= PROBLEM TO WORK ON =
Below is a block of records; return all of them exactly, but without the images.

[Records from a collection of figures]
-----

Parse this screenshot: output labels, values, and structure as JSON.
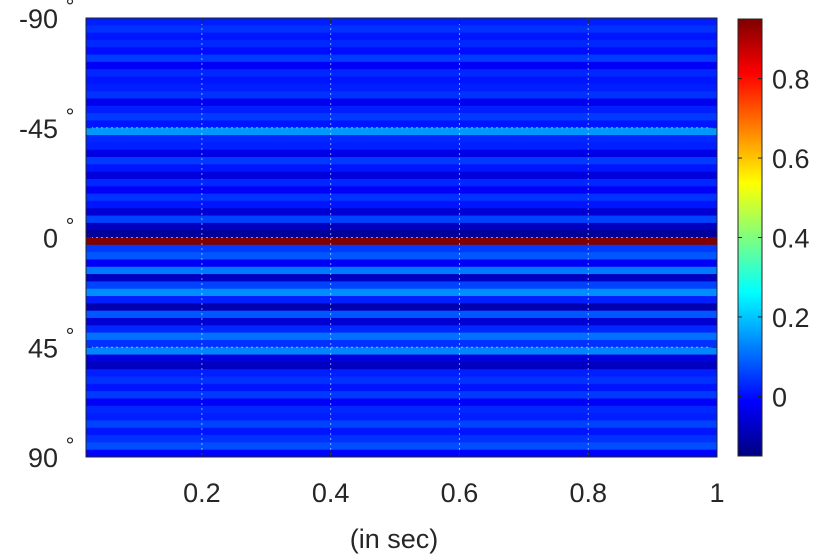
{
  "chart_data": {
    "type": "heatmap",
    "title": "",
    "xlabel": "(in sec)",
    "ylabel": "",
    "xlim": [
      0.02,
      1.0
    ],
    "ylim": [
      -90,
      90
    ],
    "y_direction": "reversed",
    "x_ticks": [
      0.2,
      0.4,
      0.6,
      0.8,
      1.0
    ],
    "x_tick_labels": [
      "0.2",
      "0.4",
      "0.6",
      "0.8",
      "1"
    ],
    "y_ticks": [
      -90,
      -45,
      0,
      45,
      90
    ],
    "y_tick_labels": [
      "-90",
      "-45",
      "0",
      "45",
      "90"
    ],
    "y_tick_suffix": "°",
    "grid": true,
    "colormap": "jet",
    "colorbar": {
      "range": [
        -0.15,
        0.95
      ],
      "ticks": [
        0,
        0.2,
        0.4,
        0.6,
        0.8
      ],
      "tick_labels": [
        "0",
        "0.2",
        "0.4",
        "0.6",
        "0.8"
      ]
    },
    "band_angles": [
      -90,
      -87,
      -84,
      -81,
      -78,
      -75,
      -72,
      -69,
      -66,
      -63,
      -60,
      -57,
      -54,
      -51,
      -48,
      -45,
      -42,
      -39,
      -36,
      -33,
      -30,
      -27,
      -24,
      -21,
      -18,
      -15,
      -12,
      -9,
      -6,
      -3,
      0,
      3,
      6,
      9,
      12,
      15,
      18,
      21,
      24,
      27,
      30,
      33,
      36,
      39,
      42,
      45,
      48,
      51,
      54,
      57,
      60,
      63,
      66,
      69,
      72,
      75,
      78,
      81,
      84,
      87
    ],
    "band_values": [
      0.02,
      0.04,
      0.01,
      0.03,
      0.0,
      0.05,
      -0.02,
      0.03,
      0.01,
      0.02,
      0.04,
      -0.03,
      0.02,
      0.05,
      0.01,
      0.15,
      0.03,
      0.02,
      -0.04,
      0.05,
      0.01,
      -0.05,
      0.03,
      -0.02,
      0.04,
      0.01,
      -0.06,
      0.06,
      -0.08,
      -0.12,
      0.95,
      0.05,
      0.08,
      -0.02,
      0.12,
      -0.08,
      0.06,
      0.14,
      0.02,
      -0.1,
      0.08,
      -0.06,
      0.03,
      0.11,
      0.04,
      0.13,
      -0.05,
      -0.08,
      0.02,
      0.04,
      0.01,
      0.05,
      -0.02,
      0.03,
      0.02,
      0.06,
      0.01,
      0.04,
      0.07,
      -0.01
    ]
  }
}
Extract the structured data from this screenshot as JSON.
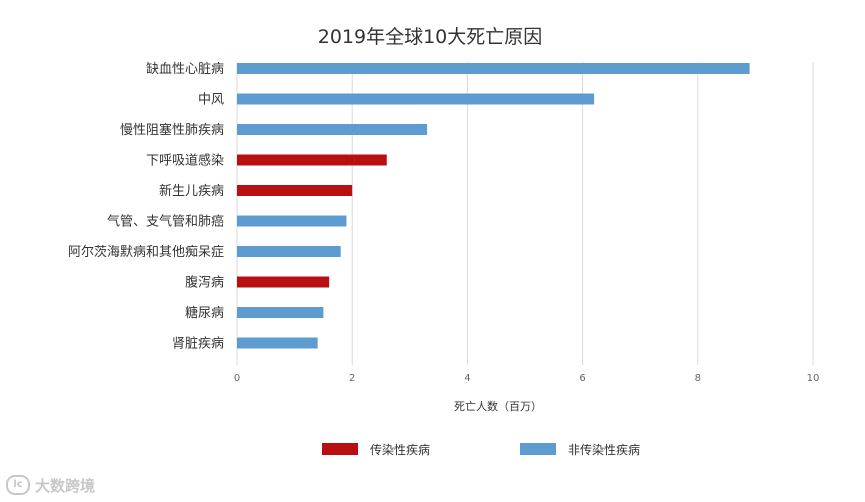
{
  "chart_data": {
    "type": "bar",
    "orientation": "horizontal",
    "title": "2019年全球10大死亡原因",
    "xlabel": "死亡人数（百万）",
    "ylabel": "",
    "xlim": [
      0,
      10
    ],
    "xticks": [
      0,
      2,
      4,
      6,
      8,
      10
    ],
    "grid": true,
    "legend_position": "bottom",
    "categories": [
      "缺血性心脏病",
      "中风",
      "慢性阻塞性肺疾病",
      "下呼吸道感染",
      "新生儿疾病",
      "气管、支气管和肺癌",
      "阿尔茨海默病和其他痴呆症",
      "腹泻病",
      "糖尿病",
      "肾脏疾病"
    ],
    "values": [
      8.9,
      6.2,
      3.3,
      2.6,
      2.0,
      1.9,
      1.8,
      1.6,
      1.5,
      1.4
    ],
    "group": [
      "non",
      "non",
      "non",
      "comm",
      "comm",
      "non",
      "non",
      "comm",
      "non",
      "non"
    ],
    "series": [
      {
        "key": "comm",
        "name": "传染性疾病",
        "color": "#b80f12"
      },
      {
        "key": "non",
        "name": "非传染性疾病",
        "color": "#5e9bd1"
      }
    ]
  },
  "watermark": {
    "logo": "lc",
    "text": "大数跨境"
  }
}
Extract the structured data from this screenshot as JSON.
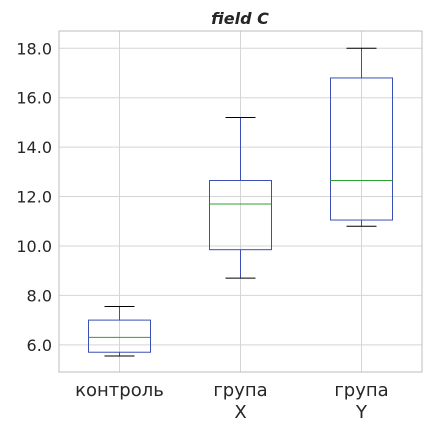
{
  "chart_data": {
    "type": "box",
    "title": "field C",
    "xlabel": "",
    "ylabel": "",
    "ylim": [
      4.9,
      18.7
    ],
    "yticks": [
      6.0,
      8.0,
      10.0,
      12.0,
      14.0,
      16.0,
      18.0
    ],
    "ytick_labels": [
      "6.0",
      "8.0",
      "10.0",
      "12.0",
      "14.0",
      "16.0",
      "18.0"
    ],
    "grid": true,
    "categories": [
      [
        "контроль"
      ],
      [
        "група",
        "X"
      ],
      [
        "група",
        "Y"
      ]
    ],
    "boxes": [
      {
        "whisker_low": 5.55,
        "q1": 5.7,
        "median": 6.3,
        "q3": 7.0,
        "whisker_high": 7.55
      },
      {
        "whisker_low": 8.7,
        "q1": 9.85,
        "median": 11.7,
        "q3": 12.65,
        "whisker_high": 15.2
      },
      {
        "whisker_low": 10.8,
        "q1": 11.05,
        "median": 12.65,
        "q3": 16.8,
        "whisker_high": 18.0
      }
    ],
    "colors": {
      "box": "#3b4fb5",
      "median": "#2ca02c",
      "whisker": "#3b4fb5",
      "cap": "#000000",
      "grid": "#d5d5d5",
      "axes_edge": "#bcbcbc"
    }
  }
}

-----

= FINISHED TASK =
Parse this screenshot: output labels, values, and structure as JSON.
{
  "chart_data": {
    "type": "heatmap",
    "title": "",
    "xlabel": "(in sec)",
    "ylabel": "",
    "xlim": [
      0.02,
      1.0
    ],
    "ylim": [
      -90,
      90
    ],
    "y_direction": "reversed",
    "x_ticks": [
      0.2,
      0.4,
      0.6,
      0.8,
      1.0
    ],
    "x_tick_labels": [
      "0.2",
      "0.4",
      "0.6",
      "0.8",
      "1"
    ],
    "y_ticks": [
      -90,
      -45,
      0,
      45,
      90
    ],
    "y_tick_labels": [
      "-90",
      "-45",
      "0",
      "45",
      "90"
    ],
    "y_tick_suffix": "°",
    "grid": true,
    "colormap": "jet",
    "colorbar": {
      "range": [
        -0.15,
        0.95
      ],
      "ticks": [
        0,
        0.2,
        0.4,
        0.6,
        0.8
      ],
      "tick_labels": [
        "0",
        "0.2",
        "0.4",
        "0.6",
        "0.8"
      ]
    },
    "band_angles": [
      -90,
      -87,
      -84,
      -81,
      -78,
      -75,
      -72,
      -69,
      -66,
      -63,
      -60,
      -57,
      -54,
      -51,
      -48,
      -45,
      -42,
      -39,
      -36,
      -33,
      -30,
      -27,
      -24,
      -21,
      -18,
      -15,
      -12,
      -9,
      -6,
      -3,
      0,
      3,
      6,
      9,
      12,
      15,
      18,
      21,
      24,
      27,
      30,
      33,
      36,
      39,
      42,
      45,
      48,
      51,
      54,
      57,
      60,
      63,
      66,
      69,
      72,
      75,
      78,
      81,
      84,
      87
    ],
    "band_values": [
      0.02,
      0.04,
      0.01,
      0.03,
      0.0,
      0.05,
      -0.02,
      0.03,
      0.01,
      0.02,
      0.04,
      -0.03,
      0.02,
      0.05,
      0.01,
      0.15,
      0.03,
      0.02,
      -0.04,
      0.05,
      0.01,
      -0.05,
      0.03,
      -0.02,
      0.04,
      0.01,
      -0.06,
      0.06,
      -0.08,
      -0.12,
      0.95,
      0.05,
      0.08,
      -0.02,
      0.12,
      -0.08,
      0.06,
      0.14,
      0.02,
      -0.1,
      0.08,
      -0.06,
      0.03,
      0.11,
      0.04,
      0.13,
      -0.05,
      -0.08,
      0.02,
      0.04,
      0.01,
      0.05,
      -0.02,
      0.03,
      0.02,
      0.06,
      0.01,
      0.04,
      0.07,
      -0.01
    ]
  }
}
Extract the structured data from this screenshot as JSON.
{
  "chart_data": {
    "type": "bar",
    "orientation": "horizontal",
    "title": "2019年全球10大死亡原因",
    "xlabel": "死亡人数（百万）",
    "ylabel": "",
    "xlim": [
      0,
      10
    ],
    "xticks": [
      0,
      2,
      4,
      6,
      8,
      10
    ],
    "grid": true,
    "legend_position": "bottom",
    "categories": [
      "缺血性心脏病",
      "中风",
      "慢性阻塞性肺疾病",
      "下呼吸道感染",
      "新生儿疾病",
      "气管、支气管和肺癌",
      "阿尔茨海默病和其他痴呆症",
      "腹泻病",
      "糖尿病",
      "肾脏疾病"
    ],
    "values": [
      8.9,
      6.2,
      3.3,
      2.6,
      2.0,
      1.9,
      1.8,
      1.6,
      1.5,
      1.4
    ],
    "group": [
      "non",
      "non",
      "non",
      "comm",
      "comm",
      "non",
      "non",
      "comm",
      "non",
      "non"
    ],
    "series": [
      {
        "key": "comm",
        "name": "传染性疾病",
        "color": "#b80f12"
      },
      {
        "key": "non",
        "name": "非传染性疾病",
        "color": "#5e9bd1"
      }
    ]
  },
  "watermark": {
    "logo": "lc",
    "text": "大数跨境"
  }
}
Extract the structured data from this screenshot as JSON.
{
  "chart_data": {
    "type": "box",
    "title": "field C",
    "xlabel": "",
    "ylabel": "",
    "ylim": [
      4.9,
      18.7
    ],
    "yticks": [
      6.0,
      8.0,
      10.0,
      12.0,
      14.0,
      16.0,
      18.0
    ],
    "ytick_labels": [
      "6.0",
      "8.0",
      "10.0",
      "12.0",
      "14.0",
      "16.0",
      "18.0"
    ],
    "grid": true,
    "categories": [
      [
        "контроль"
      ],
      [
        "група",
        "X"
      ],
      [
        "група",
        "Y"
      ]
    ],
    "boxes": [
      {
        "whisker_low": 5.55,
        "q1": 5.7,
        "median": 6.3,
        "q3": 7.0,
        "whisker_high": 7.55
      },
      {
        "whisker_low": 8.7,
        "q1": 9.85,
        "median": 11.7,
        "q3": 12.65,
        "whisker_high": 15.2
      },
      {
        "whisker_low": 10.8,
        "q1": 11.05,
        "median": 12.65,
        "q3": 16.8,
        "whisker_high": 18.0
      }
    ],
    "colors": {
      "box": "#3b4fb5",
      "median": "#2ca02c",
      "whisker": "#3b4fb5",
      "cap": "#000000",
      "grid": "#d5d5d5",
      "axes_edge": "#bcbcbc"
    }
  }
}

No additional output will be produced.